All of the material should be reproduced exactly, with pictures left out.

start Provided data

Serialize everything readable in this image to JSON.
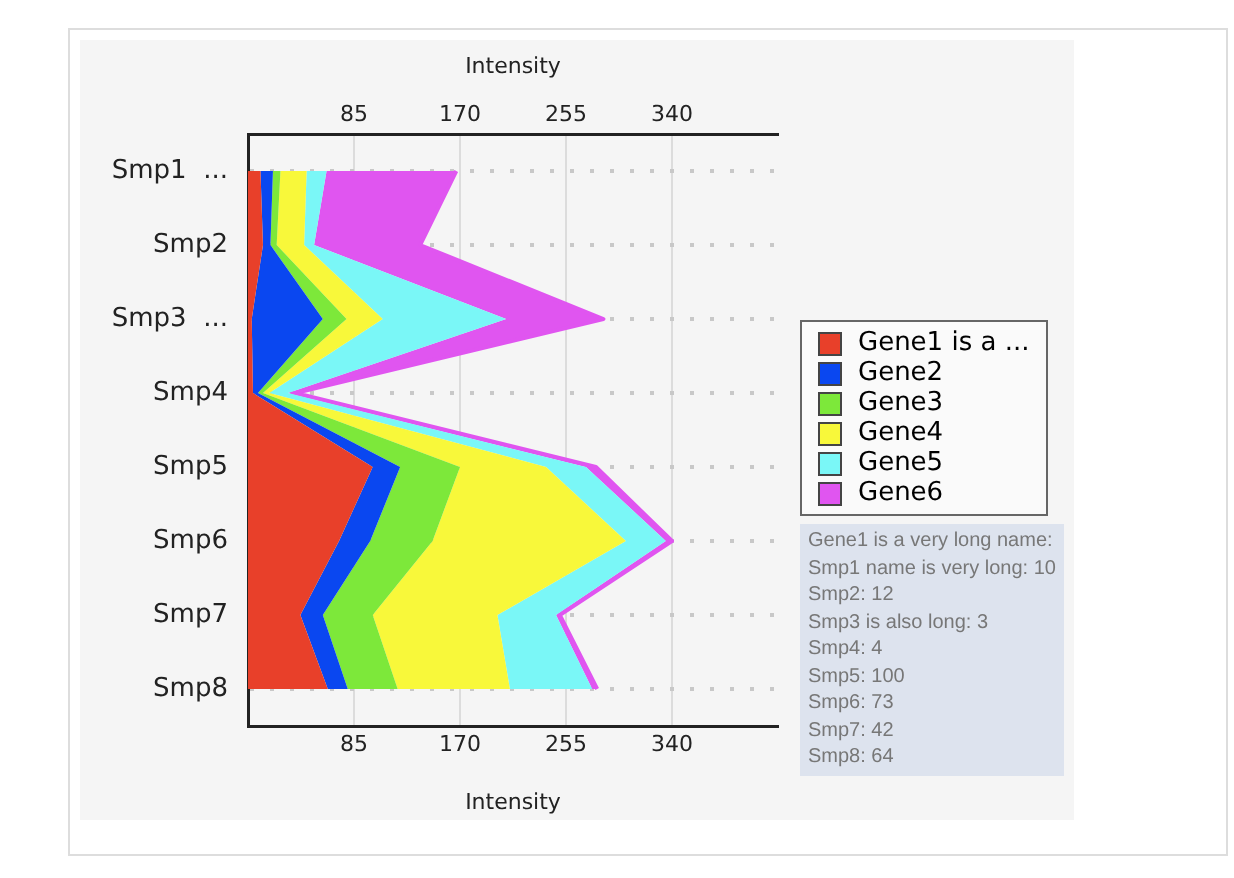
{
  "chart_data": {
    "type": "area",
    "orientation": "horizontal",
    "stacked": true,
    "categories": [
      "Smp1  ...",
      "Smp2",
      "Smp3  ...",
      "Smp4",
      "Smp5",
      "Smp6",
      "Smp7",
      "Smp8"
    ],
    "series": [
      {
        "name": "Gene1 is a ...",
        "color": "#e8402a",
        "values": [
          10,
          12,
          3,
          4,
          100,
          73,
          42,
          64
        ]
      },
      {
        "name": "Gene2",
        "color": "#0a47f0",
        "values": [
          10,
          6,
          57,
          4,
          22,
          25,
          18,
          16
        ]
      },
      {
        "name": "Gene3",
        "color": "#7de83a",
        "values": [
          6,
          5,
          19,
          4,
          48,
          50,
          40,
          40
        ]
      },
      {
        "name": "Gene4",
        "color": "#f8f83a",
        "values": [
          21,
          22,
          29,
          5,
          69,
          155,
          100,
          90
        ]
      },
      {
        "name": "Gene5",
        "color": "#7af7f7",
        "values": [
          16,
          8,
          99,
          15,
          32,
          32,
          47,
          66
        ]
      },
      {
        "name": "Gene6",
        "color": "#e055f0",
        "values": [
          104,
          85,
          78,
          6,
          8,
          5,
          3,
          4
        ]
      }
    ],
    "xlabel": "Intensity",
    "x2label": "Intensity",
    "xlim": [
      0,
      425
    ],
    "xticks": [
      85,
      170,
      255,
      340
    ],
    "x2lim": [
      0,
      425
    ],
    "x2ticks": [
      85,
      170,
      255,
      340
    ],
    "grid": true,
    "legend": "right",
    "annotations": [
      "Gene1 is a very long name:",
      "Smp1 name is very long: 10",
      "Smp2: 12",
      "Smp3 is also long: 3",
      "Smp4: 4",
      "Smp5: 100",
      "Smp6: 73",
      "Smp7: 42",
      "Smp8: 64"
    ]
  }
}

end Provided data

▶ **Exercise result**
Serialize everything readable in this image to JSON.
{
  "chart_data": {
    "type": "area",
    "orientation": "horizontal",
    "stacked": true,
    "categories": [
      "Smp1  ...",
      "Smp2",
      "Smp3  ...",
      "Smp4",
      "Smp5",
      "Smp6",
      "Smp7",
      "Smp8"
    ],
    "series": [
      {
        "name": "Gene1 is a ...",
        "color": "#e8402a",
        "values": [
          10,
          12,
          3,
          4,
          100,
          73,
          42,
          64
        ]
      },
      {
        "name": "Gene2",
        "color": "#0a47f0",
        "values": [
          10,
          6,
          57,
          4,
          22,
          25,
          18,
          16
        ]
      },
      {
        "name": "Gene3",
        "color": "#7de83a",
        "values": [
          6,
          5,
          19,
          4,
          48,
          50,
          40,
          40
        ]
      },
      {
        "name": "Gene4",
        "color": "#f8f83a",
        "values": [
          21,
          22,
          29,
          5,
          69,
          155,
          100,
          90
        ]
      },
      {
        "name": "Gene5",
        "color": "#7af7f7",
        "values": [
          16,
          8,
          99,
          15,
          32,
          32,
          47,
          66
        ]
      },
      {
        "name": "Gene6",
        "color": "#e055f0",
        "values": [
          104,
          85,
          78,
          6,
          8,
          5,
          3,
          4
        ]
      }
    ],
    "xlabel": "Intensity",
    "x2label": "Intensity",
    "xlim": [
      0,
      425
    ],
    "xticks": [
      85,
      170,
      255,
      340
    ],
    "x2lim": [
      0,
      425
    ],
    "x2ticks": [
      85,
      170,
      255,
      340
    ],
    "grid": true,
    "legend": "right",
    "annotations": [
      "Gene1 is a very long name:",
      "Smp1 name is very long: 10",
      "Smp2: 12",
      "Smp3 is also long: 3",
      "Smp4: 4",
      "Smp5: 100",
      "Smp6: 73",
      "Smp7: 42",
      "Smp8: 64"
    ]
  }
}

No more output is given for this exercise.